• SHORT EXERCISE
Find every line with the word "AVIP". Copy those lines.
## start PROVIDED RECORDS
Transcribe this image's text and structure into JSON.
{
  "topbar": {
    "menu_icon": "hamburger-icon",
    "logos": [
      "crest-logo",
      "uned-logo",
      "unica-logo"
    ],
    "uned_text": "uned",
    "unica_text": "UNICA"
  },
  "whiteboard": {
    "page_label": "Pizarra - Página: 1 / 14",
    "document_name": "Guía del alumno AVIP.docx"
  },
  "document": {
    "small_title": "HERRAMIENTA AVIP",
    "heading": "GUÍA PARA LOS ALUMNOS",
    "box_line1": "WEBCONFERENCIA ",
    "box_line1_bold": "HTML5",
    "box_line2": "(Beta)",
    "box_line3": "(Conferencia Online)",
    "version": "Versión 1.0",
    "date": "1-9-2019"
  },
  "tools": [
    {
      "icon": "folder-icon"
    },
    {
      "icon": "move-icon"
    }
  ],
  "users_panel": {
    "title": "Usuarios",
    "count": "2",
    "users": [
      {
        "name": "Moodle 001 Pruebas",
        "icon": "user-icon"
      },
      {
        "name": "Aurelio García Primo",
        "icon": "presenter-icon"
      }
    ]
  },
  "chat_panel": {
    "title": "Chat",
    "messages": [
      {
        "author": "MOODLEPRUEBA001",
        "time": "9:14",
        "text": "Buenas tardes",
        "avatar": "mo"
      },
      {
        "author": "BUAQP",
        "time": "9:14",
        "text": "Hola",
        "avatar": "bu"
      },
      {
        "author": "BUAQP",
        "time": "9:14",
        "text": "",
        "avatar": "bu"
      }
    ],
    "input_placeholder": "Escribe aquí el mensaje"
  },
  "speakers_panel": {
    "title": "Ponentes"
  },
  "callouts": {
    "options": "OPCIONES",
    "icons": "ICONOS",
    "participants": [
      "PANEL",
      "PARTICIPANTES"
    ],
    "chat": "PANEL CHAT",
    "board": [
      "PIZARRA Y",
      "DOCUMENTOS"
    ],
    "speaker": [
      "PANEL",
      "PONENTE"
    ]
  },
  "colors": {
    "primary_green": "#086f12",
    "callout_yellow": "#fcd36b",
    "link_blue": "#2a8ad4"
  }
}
## end PROVIDED RECORDS
• CORRECT OUTPUT
    "document_name": "Guía del alumno AVIP.docx"
    "small_title": "HERRAMIENTA AVIP",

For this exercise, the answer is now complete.